■ **Your instructions**
Sort through the entries below and pull out lines containing the word "在衡阳工作".

========

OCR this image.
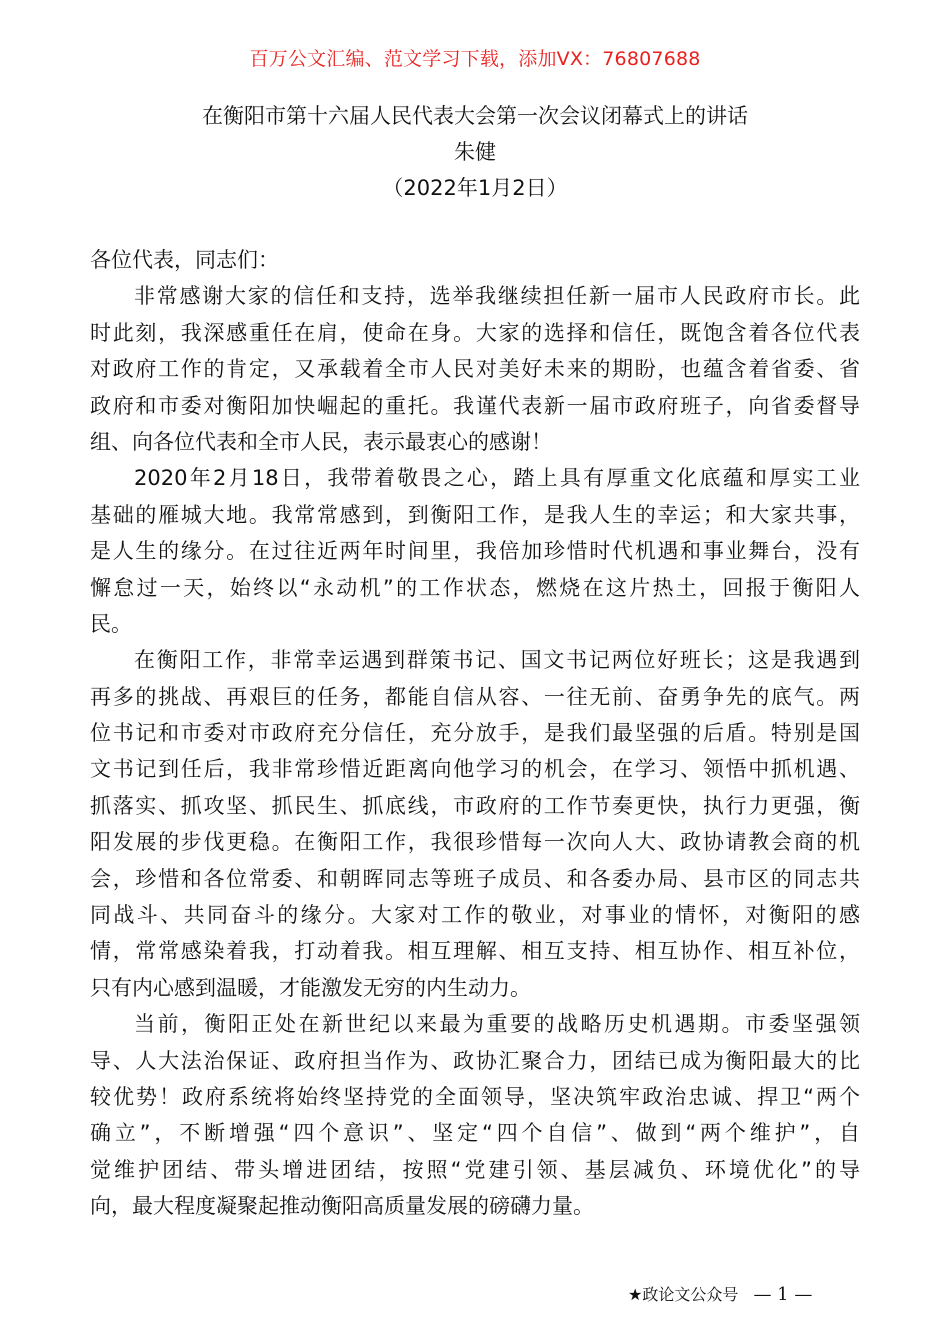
百万公文汇编、范文学习下载，添加VX：76807688
在衡阳市第十六届人民代表大会第一次会议闭幕式上的讲话
朱健
（2022年1月2日）
各位代表，同志们：
非常感谢大家的信任和支持，选举我继续担任新一届市人民政府市长。此
时此刻，我深感重任在肩，使命在身。大家的选择和信任，既饱含着各位代表
对政府工作的肯定，又承载着全市人民对美好未来的期盼，也蕴含着省委、省
政府和市委对衡阳加快崛起的重托。我谨代表新一届市政府班子，向省委督导
组、向各位代表和全市人民，表示最衷心的感谢！
2020年2月18日，我带着敬畏之心，踏上具有厚重文化底蕴和厚实工业
基础的雁城大地。我常常感到，到衡阳工作，是我人生的幸运；和大家共事，
是人生的缘分。在过往近两年时间里，我倍加珍惜时代机遇和事业舞台，没有
懈怠过一天，始终以“永动机”的工作状态，燃烧在这片热土，回报于衡阳人
民。
在衡阳工作，非常幸运遇到群策书记、国文书记两位好班长；这是我遇到
再多的挑战、再艰巨的任务，都能自信从容、一往无前、奋勇争先的底气。两
位书记和市委对市政府充分信任，充分放手，是我们最坚强的后盾。特别是国
文书记到任后，我非常珍惜近距离向他学习的机会，在学习、领悟中抓机遇、
抓落实、抓攻坚、抓民生、抓底线，市政府的工作节奏更快，执行力更强，衡
阳发展的步伐更稳。在衡阳工作，我很珍惜每一次向人大、政协请教会商的机
会，珍惜和各位常委、和朝晖同志等班子成员、和各委办局、县市区的同志共
同战斗、共同奋斗的缘分。大家对工作的敬业，对事业的情怀，对衡阳的感
情，常常感染着我，打动着我。相互理解、相互支持、相互协作、相互补位，
只有内心感到温暖，才能激发无穷的内生动力。
当前，衡阳正处在新世纪以来最为重要的战略历史机遇期。市委坚强领
导、人大法治保证、政府担当作为、政协汇聚合力，团结已成为衡阳最大的比
较优势！政府系统将始终坚持党的全面领导，坚决筑牢政治忠诚、捍卫“两个
确立”，不断增强“四个意识”、坚定“四个自信”、做到“两个维护”，自
觉维护团结、带头增进团结，按照“党建引领、基层减负、环境优化”的导
向，最大程度凝聚起推动衡阳高质量发展的磅礴力量。
★政论文公众号 — 1 —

========

■ **Response for this exercise**
在衡阳工作，非常幸运遇到群策书记、国文书记两位好班长；这是我遇到
阳发展的步伐更稳。在衡阳工作，我很珍惜每一次向人大、政协请教会商的机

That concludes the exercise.